◆ **Set exercise**: From the listing below, extract each line containing the string "Date".

Extracted records:

>> BEGIN

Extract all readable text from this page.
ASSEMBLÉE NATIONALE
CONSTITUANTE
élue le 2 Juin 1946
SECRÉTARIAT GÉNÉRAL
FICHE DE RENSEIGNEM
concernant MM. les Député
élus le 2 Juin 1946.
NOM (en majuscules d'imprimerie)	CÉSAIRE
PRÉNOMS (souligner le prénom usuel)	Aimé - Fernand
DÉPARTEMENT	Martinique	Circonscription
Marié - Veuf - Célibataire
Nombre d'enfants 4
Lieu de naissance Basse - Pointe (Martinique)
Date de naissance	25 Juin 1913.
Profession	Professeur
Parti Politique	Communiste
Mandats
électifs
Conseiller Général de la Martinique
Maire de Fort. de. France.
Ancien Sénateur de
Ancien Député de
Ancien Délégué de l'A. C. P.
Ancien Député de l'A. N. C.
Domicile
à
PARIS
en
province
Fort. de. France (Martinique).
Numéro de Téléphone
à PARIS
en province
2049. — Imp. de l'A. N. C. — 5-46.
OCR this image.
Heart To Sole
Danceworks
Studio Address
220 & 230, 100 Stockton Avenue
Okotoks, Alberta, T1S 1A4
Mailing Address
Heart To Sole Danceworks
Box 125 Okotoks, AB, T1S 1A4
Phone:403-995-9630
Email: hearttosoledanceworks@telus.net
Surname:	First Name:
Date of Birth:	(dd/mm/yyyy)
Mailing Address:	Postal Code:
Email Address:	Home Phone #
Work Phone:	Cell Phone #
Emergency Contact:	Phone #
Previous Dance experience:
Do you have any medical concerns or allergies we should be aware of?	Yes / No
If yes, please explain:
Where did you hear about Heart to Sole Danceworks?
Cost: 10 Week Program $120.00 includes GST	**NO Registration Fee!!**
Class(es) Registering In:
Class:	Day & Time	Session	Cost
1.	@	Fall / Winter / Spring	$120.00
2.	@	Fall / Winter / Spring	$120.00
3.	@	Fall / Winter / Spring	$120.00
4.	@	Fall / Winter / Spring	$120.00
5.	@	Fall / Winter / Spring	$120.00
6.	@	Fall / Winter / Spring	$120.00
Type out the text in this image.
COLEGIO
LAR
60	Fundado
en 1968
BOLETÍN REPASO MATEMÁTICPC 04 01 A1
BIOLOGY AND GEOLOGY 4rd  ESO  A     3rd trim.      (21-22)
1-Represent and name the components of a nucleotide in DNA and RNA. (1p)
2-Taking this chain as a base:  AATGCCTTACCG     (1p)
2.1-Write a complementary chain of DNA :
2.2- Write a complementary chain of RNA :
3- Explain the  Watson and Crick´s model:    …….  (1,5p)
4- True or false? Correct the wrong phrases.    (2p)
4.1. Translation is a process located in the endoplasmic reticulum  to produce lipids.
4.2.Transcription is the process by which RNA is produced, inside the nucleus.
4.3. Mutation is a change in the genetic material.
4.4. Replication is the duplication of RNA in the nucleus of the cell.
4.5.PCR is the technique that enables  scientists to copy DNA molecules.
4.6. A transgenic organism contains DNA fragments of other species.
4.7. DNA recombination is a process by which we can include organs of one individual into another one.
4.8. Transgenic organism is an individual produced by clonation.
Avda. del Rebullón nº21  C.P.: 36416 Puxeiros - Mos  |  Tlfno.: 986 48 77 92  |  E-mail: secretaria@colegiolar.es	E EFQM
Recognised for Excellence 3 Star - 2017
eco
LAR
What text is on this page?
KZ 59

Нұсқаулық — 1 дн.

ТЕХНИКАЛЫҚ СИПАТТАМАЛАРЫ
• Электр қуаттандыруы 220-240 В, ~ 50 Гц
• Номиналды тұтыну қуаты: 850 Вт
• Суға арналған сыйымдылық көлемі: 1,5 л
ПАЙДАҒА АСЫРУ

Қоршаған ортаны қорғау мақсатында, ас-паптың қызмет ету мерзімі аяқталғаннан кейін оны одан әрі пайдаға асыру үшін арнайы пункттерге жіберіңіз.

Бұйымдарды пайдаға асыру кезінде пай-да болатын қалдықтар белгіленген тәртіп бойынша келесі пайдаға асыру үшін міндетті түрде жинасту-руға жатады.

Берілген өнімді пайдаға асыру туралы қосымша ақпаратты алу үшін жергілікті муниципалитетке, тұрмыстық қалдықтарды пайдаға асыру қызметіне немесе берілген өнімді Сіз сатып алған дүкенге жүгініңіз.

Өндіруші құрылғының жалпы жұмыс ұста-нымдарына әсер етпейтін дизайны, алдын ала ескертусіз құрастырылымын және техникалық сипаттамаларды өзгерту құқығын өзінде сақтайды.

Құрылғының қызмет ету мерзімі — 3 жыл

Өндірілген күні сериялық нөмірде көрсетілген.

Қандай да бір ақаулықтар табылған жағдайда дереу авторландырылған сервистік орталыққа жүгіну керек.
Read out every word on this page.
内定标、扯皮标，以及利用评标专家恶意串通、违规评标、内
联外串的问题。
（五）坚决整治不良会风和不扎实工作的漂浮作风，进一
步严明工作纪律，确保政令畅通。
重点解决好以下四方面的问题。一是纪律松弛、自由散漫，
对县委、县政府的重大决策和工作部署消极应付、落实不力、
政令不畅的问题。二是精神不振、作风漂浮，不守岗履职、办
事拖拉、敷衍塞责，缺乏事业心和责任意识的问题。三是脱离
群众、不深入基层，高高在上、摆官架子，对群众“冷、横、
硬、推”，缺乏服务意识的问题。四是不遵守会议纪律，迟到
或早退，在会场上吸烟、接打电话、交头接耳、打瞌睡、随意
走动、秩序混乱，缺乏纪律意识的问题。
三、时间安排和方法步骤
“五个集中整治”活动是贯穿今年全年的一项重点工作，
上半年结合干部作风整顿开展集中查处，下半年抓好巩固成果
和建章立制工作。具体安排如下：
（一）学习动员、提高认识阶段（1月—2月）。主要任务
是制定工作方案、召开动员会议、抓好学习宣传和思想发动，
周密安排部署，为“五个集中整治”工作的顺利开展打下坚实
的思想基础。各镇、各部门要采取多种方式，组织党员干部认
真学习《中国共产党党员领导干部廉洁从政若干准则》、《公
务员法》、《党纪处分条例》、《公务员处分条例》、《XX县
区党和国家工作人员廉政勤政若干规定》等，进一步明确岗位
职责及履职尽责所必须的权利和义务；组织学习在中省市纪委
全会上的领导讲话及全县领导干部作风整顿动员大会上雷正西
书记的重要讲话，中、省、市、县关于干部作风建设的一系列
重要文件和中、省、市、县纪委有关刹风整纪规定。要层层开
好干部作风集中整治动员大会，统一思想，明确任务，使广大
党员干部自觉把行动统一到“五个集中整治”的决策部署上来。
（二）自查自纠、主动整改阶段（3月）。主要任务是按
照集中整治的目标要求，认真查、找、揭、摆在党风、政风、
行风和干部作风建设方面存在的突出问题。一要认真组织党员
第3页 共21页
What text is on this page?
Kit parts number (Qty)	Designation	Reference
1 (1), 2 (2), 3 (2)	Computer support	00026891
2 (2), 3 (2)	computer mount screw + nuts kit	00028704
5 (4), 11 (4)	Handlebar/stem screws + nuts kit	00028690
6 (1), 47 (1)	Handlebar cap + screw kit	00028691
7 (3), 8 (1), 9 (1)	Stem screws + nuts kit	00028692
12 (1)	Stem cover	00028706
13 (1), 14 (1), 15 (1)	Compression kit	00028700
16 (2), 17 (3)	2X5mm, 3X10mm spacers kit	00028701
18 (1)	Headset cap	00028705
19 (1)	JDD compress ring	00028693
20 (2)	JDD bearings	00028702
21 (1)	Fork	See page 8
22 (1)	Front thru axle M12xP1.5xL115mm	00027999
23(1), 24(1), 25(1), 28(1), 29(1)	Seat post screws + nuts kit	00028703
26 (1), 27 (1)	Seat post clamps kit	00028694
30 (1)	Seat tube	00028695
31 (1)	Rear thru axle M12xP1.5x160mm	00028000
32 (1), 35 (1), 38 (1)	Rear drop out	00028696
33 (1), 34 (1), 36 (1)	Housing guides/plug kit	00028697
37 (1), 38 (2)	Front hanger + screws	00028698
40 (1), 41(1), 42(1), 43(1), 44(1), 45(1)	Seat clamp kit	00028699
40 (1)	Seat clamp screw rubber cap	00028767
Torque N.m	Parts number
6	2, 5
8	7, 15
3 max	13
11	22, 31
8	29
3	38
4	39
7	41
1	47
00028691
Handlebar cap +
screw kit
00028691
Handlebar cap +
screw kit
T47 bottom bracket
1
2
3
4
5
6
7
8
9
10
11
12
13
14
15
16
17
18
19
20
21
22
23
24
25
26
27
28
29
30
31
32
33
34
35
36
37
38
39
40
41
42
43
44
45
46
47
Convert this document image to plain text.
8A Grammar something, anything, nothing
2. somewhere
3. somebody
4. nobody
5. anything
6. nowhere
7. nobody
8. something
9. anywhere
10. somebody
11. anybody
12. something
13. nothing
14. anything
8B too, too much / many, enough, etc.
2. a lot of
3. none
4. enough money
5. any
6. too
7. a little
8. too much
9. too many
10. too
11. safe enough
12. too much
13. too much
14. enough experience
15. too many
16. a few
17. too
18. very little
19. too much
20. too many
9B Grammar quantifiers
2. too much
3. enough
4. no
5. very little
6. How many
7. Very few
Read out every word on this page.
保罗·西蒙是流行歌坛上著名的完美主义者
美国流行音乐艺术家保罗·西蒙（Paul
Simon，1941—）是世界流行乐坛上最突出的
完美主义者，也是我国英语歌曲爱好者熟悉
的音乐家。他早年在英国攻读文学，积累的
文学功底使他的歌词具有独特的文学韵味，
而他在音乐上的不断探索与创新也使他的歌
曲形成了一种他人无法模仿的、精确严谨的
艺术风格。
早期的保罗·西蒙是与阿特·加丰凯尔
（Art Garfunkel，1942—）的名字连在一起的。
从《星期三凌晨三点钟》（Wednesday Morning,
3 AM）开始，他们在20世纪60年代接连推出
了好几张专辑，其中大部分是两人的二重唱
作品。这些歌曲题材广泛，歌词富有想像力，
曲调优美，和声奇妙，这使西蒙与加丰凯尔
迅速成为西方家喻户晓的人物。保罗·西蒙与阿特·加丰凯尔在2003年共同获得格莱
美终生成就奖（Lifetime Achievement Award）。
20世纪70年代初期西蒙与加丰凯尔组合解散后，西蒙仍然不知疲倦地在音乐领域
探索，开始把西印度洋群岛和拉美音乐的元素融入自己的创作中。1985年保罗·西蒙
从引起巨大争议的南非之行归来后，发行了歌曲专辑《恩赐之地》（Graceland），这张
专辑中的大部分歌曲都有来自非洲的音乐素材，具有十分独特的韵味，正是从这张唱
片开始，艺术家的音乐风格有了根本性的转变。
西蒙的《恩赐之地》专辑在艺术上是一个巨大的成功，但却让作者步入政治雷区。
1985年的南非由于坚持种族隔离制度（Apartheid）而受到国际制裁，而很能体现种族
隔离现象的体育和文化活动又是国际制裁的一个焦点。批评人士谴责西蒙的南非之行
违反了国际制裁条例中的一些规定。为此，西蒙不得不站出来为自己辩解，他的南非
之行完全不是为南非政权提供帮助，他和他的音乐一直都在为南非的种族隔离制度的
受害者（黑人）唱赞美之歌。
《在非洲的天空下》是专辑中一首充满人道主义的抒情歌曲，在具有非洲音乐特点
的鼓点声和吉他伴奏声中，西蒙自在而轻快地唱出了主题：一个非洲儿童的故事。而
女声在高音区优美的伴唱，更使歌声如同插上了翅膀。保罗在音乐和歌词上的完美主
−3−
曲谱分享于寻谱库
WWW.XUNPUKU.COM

>> END

◆ **Written reply**:
Date de naissance	25 Juin 1913.
Date of Birth:	(dd/mm/yyyy)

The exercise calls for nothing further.